#### Supplied records ####

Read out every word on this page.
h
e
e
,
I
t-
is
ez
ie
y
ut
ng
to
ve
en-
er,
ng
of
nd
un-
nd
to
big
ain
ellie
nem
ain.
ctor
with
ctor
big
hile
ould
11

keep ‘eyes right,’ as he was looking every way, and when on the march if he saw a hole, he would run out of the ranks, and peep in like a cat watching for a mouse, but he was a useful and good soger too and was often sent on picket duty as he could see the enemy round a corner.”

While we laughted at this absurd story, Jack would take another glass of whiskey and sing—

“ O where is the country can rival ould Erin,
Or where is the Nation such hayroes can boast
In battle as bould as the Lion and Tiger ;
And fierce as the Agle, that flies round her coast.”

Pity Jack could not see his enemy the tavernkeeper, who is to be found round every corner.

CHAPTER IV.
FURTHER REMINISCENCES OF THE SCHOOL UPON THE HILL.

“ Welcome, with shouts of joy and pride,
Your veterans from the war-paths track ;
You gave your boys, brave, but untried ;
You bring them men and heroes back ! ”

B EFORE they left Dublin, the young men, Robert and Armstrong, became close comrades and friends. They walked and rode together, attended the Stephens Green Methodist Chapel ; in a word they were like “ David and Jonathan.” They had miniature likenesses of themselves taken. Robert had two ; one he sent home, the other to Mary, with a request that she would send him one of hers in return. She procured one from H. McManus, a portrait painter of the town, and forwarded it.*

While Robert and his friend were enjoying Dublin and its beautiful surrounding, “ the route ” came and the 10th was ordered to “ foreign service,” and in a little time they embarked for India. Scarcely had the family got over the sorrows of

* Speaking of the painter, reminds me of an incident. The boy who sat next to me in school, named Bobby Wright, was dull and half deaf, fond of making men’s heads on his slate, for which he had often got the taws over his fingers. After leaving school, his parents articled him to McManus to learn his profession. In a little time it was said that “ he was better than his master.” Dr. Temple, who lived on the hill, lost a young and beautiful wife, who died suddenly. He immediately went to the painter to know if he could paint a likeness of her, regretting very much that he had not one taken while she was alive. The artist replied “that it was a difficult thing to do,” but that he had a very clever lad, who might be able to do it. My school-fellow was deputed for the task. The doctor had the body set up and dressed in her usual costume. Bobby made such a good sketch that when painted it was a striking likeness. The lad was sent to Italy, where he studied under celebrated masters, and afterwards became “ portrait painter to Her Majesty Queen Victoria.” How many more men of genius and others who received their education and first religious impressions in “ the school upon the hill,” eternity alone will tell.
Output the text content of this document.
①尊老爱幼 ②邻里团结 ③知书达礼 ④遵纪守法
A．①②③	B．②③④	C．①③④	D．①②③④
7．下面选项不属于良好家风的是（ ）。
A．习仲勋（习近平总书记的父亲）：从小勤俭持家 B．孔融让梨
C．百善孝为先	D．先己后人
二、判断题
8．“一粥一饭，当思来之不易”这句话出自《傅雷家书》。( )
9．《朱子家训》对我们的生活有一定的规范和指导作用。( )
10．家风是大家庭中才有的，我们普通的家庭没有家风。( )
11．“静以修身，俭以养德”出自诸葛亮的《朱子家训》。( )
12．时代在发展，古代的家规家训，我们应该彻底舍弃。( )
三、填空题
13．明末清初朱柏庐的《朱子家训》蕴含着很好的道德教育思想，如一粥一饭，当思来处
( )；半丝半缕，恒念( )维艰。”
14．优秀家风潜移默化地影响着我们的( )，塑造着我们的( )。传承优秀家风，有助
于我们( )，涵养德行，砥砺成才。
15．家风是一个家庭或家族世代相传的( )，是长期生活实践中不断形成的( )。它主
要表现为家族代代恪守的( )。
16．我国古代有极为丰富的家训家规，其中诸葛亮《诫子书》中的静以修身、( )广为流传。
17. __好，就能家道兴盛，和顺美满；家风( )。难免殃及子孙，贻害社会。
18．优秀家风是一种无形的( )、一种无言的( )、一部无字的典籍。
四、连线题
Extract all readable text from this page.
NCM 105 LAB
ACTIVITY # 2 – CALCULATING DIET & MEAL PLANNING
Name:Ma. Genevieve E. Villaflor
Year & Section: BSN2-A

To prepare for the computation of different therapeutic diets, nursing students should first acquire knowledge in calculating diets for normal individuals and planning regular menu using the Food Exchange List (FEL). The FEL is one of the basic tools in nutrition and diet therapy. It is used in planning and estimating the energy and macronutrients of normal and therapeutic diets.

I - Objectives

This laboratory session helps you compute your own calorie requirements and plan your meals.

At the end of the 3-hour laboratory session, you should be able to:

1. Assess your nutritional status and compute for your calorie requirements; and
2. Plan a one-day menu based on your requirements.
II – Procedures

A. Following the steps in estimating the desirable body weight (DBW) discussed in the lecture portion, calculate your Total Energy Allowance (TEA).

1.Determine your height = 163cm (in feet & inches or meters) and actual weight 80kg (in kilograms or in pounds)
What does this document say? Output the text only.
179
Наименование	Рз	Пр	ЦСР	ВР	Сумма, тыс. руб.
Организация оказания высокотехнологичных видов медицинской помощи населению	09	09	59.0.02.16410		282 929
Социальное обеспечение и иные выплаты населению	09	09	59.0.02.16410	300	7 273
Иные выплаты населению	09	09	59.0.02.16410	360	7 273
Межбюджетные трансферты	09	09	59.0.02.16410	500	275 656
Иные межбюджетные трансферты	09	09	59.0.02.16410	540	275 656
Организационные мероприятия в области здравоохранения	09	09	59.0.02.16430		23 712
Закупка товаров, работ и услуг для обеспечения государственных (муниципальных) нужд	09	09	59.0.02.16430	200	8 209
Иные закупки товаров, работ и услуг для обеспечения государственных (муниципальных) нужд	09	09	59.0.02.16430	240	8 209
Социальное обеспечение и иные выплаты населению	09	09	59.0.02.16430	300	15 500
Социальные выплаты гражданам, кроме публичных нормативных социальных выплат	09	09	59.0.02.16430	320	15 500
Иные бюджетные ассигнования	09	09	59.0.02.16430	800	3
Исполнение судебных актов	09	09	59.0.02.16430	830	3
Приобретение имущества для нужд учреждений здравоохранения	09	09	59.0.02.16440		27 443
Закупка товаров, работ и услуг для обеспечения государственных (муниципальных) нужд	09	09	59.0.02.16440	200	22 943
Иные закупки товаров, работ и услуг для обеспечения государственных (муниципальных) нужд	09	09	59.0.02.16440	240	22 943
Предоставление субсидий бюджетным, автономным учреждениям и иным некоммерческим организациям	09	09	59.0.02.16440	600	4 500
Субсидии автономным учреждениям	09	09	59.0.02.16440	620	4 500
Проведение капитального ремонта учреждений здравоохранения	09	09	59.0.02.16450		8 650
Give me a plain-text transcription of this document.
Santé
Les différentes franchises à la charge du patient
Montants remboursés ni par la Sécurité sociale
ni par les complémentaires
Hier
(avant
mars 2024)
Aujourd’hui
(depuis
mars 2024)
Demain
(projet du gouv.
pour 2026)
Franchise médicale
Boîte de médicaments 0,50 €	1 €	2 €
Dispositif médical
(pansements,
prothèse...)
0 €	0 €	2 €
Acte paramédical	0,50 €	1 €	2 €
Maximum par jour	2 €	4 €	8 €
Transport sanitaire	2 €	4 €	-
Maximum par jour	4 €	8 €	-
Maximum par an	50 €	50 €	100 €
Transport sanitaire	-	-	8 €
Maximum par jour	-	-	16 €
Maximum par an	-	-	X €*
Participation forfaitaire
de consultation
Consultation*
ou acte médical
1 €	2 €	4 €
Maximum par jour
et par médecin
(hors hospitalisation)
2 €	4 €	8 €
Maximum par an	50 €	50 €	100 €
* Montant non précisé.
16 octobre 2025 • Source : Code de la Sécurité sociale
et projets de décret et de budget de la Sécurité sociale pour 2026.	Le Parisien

####

(Exercise instructions):
Pick out each line that holds the string "Социальное".

(Output for this exercise):
Социальное обеспечение и иные выплаты населению	09	09	59.0.02.16410	300	7 273
Социальное обеспечение и иные выплаты населению	09	09	59.0.02.16430	300	15 500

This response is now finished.